=== SHORT TASK ===
From the listing below, pull out the lines that hold "title".

>> start SUPPLIED MATERIAL

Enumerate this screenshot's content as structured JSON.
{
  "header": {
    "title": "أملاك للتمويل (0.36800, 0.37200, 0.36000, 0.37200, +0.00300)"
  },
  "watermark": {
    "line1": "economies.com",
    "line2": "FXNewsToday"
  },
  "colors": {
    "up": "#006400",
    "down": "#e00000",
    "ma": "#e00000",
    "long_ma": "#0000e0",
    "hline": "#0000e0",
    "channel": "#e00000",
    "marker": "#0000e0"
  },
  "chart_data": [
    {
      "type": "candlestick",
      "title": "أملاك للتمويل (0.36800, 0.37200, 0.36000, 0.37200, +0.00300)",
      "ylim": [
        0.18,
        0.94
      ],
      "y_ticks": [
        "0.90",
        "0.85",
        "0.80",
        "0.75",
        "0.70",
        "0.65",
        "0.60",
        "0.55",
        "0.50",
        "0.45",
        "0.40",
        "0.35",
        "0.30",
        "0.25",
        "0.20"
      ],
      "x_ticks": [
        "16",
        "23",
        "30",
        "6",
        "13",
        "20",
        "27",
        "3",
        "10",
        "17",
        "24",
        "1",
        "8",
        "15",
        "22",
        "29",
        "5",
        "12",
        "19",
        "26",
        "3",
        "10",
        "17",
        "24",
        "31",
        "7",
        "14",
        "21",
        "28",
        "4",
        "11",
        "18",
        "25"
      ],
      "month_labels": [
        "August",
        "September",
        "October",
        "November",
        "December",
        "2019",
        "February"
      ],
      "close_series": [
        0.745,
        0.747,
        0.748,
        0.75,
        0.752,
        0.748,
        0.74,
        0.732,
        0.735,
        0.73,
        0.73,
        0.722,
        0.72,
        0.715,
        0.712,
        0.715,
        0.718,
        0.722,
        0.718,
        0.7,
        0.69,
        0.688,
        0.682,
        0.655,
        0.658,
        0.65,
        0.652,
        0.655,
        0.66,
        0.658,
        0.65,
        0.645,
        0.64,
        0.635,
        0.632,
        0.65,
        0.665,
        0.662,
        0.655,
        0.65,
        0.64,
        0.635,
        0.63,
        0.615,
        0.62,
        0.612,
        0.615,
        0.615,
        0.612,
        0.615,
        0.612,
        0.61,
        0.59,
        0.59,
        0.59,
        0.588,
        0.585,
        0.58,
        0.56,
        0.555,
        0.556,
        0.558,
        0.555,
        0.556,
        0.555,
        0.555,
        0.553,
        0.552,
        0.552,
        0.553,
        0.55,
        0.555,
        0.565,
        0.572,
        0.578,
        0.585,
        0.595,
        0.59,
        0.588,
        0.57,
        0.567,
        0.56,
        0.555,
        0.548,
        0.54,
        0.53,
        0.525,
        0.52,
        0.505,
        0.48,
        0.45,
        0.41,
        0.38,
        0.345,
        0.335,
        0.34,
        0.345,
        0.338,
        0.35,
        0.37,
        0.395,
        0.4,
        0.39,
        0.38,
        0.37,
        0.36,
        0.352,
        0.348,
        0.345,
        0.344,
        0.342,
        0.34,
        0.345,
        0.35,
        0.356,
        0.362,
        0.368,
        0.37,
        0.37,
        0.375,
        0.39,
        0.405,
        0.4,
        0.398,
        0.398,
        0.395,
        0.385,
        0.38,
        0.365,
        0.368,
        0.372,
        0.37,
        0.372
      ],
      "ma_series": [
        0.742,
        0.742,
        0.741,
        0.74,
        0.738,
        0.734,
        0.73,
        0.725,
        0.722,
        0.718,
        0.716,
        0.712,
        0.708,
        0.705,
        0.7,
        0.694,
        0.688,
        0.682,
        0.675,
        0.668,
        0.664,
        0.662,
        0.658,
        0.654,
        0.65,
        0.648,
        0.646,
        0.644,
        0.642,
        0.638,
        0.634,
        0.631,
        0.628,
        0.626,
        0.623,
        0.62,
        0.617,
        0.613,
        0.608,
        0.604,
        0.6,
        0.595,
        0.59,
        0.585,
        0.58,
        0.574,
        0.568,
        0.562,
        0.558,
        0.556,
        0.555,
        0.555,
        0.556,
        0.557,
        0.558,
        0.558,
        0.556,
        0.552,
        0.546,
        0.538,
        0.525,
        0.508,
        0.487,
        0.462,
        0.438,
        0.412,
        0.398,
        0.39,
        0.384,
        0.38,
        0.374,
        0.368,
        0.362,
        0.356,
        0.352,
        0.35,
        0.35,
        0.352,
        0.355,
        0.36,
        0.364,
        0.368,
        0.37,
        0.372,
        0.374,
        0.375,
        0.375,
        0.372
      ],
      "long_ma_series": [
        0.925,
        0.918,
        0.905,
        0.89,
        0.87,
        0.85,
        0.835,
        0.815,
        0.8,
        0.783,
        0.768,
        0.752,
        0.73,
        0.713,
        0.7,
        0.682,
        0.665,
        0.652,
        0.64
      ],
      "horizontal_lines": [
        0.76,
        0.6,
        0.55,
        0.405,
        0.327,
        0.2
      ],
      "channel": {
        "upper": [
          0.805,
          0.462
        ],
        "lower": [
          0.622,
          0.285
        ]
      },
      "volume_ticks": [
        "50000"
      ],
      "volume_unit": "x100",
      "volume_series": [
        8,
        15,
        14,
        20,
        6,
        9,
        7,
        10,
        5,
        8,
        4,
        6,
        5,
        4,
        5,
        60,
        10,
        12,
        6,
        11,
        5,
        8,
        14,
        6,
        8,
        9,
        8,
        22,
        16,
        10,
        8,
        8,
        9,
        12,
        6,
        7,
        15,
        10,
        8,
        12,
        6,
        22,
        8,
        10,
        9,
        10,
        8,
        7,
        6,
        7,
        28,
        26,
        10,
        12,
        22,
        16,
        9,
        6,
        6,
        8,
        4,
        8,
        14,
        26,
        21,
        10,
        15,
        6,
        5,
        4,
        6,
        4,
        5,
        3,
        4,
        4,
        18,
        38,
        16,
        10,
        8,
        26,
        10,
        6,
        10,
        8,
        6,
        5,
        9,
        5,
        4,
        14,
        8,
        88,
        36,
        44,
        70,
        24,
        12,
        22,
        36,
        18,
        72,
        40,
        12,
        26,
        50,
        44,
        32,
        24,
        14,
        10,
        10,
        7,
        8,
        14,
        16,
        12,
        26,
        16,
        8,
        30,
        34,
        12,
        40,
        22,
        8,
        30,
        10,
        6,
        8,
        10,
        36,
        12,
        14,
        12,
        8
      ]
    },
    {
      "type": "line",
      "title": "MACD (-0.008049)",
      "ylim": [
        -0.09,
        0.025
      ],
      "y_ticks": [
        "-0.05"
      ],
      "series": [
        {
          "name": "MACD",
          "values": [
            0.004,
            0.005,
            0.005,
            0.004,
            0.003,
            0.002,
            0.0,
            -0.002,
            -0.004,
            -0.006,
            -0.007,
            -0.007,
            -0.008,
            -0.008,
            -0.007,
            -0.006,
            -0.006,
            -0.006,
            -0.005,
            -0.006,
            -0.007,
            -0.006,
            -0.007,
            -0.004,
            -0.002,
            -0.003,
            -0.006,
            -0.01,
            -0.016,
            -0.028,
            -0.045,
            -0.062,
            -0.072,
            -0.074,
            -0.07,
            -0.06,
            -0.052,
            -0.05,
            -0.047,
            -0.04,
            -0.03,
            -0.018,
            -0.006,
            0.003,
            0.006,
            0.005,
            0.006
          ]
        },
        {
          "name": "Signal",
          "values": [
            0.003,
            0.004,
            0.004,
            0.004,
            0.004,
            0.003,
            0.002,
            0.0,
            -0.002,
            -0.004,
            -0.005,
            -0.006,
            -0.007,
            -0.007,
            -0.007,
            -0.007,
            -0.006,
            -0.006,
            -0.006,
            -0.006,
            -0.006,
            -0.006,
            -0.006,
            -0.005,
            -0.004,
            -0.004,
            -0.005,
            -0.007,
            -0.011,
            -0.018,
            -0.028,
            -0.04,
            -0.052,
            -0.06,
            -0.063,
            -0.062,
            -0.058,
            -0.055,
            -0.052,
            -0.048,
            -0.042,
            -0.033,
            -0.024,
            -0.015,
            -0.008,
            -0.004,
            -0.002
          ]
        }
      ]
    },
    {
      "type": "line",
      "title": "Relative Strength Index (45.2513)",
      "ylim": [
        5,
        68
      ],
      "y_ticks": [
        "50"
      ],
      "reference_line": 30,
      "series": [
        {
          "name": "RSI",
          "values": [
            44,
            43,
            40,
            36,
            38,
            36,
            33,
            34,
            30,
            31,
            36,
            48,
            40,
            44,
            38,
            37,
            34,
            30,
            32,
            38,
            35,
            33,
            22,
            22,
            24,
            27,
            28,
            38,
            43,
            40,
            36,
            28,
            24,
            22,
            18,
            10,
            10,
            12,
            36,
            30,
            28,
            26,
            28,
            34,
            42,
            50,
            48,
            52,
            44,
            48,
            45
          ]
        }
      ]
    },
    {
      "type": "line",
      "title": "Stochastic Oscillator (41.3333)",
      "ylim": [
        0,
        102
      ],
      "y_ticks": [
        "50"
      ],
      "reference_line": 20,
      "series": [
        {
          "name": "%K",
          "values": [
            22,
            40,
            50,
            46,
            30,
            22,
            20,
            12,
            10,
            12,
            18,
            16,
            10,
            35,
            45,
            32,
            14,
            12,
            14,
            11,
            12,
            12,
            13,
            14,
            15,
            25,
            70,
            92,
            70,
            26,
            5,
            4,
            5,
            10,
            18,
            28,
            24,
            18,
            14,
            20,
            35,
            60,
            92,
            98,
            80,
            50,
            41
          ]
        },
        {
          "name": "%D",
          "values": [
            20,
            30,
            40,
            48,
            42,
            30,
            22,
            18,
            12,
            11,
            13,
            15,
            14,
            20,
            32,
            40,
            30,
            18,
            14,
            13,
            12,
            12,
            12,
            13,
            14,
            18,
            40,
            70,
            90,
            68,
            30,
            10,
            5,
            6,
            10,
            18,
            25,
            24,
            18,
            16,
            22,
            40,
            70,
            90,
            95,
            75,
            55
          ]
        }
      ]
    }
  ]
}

>> end SUPPLIED MATERIAL

=== RESPONSE FOR THIS EXERCISE ===
    "title": "أملاك للتمويل (0.36800, 0.37200, 0.36000, 0.37200, +0.00300)"
      "title": "أملاك للتمويل (0.36800, 0.37200, 0.36000, 0.37200, +0.00300)",
      "title": "MACD (-0.008049)",
      "title": "Relative Strength Index (45.2513)",
      "title": "Stochastic Oscillator (41.3333)",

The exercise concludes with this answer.